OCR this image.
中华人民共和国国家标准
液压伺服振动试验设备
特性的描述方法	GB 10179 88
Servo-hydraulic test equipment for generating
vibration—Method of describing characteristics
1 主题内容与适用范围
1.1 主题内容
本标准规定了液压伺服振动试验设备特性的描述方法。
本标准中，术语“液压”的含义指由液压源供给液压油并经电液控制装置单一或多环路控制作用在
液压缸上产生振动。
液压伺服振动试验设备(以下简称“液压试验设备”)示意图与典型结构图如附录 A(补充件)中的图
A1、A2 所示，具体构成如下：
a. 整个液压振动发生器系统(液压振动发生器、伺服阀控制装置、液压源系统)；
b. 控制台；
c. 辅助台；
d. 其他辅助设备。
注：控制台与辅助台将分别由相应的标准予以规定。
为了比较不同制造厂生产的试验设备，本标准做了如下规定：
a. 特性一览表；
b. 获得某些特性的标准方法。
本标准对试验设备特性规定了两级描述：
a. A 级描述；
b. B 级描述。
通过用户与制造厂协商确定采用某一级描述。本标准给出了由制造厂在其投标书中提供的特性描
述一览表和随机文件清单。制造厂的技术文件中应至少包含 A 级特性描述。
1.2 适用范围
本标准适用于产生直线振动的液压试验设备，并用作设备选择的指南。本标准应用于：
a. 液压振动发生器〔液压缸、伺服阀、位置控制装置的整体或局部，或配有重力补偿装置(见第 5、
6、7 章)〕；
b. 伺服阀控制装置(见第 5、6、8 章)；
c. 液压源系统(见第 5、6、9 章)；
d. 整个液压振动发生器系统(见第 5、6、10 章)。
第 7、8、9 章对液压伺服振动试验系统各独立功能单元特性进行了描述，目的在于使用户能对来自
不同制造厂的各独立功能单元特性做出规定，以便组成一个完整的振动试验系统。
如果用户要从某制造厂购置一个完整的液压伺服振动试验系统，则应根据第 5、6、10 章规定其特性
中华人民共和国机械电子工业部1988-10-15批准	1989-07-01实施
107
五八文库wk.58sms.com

---+---

Directive —
Retype the listing. Match it exactly.

Response —
OCR this image.
中华人民共和国国家标准
液压伺服振动试验设备
特性的描述方法	GB 10179 88
Servo-hydraulic test equipment for generating
vibration—Method of describing characteristics
1 主题内容与适用范围
1.1 主题内容
本标准规定了液压伺服振动试验设备特性的描述方法。
本标准中，术语“液压”的含义指由液压源供给液压油并经电液控制装置单一或多环路控制作用在
液压缸上产生振动。
液压伺服振动试验设备(以下简称“液压试验设备”)示意图与典型结构图如附录 A(补充件)中的图
A1、A2 所示，具体构成如下：
a. 整个液压振动发生器系统(液压振动发生器、伺服阀控制装置、液压源系统)；
b. 控制台；
c. 辅助台；
d. 其他辅助设备。
注：控制台与辅助台将分别由相应的标准予以规定。
为了比较不同制造厂生产的试验设备，本标准做了如下规定：
a. 特性一览表；
b. 获得某些特性的标准方法。
本标准对试验设备特性规定了两级描述：
a. A 级描述；
b. B 级描述。
通过用户与制造厂协商确定采用某一级描述。本标准给出了由制造厂在其投标书中提供的特性描
述一览表和随机文件清单。制造厂的技术文件中应至少包含 A 级特性描述。
1.2 适用范围
本标准适用于产生直线振动的液压试验设备，并用作设备选择的指南。本标准应用于：
a. 液压振动发生器〔液压缸、伺服阀、位置控制装置的整体或局部，或配有重力补偿装置(见第 5、
6、7 章)〕；
b. 伺服阀控制装置(见第 5、6、8 章)；
c. 液压源系统(见第 5、6、9 章)；
d. 整个液压振动发生器系统(见第 5、6、10 章)。
第 7、8、9 章对液压伺服振动试验系统各独立功能单元特性进行了描述，目的在于使用户能对来自
不同制造厂的各独立功能单元特性做出规定，以便组成一个完整的振动试验系统。
如果用户要从某制造厂购置一个完整的液压伺服振动试验系统，则应根据第 5、6、10 章规定其特性
中华人民共和国机械电子工业部1988-10-15批准	1989-07-01实施
107
五八文库wk.58sms.com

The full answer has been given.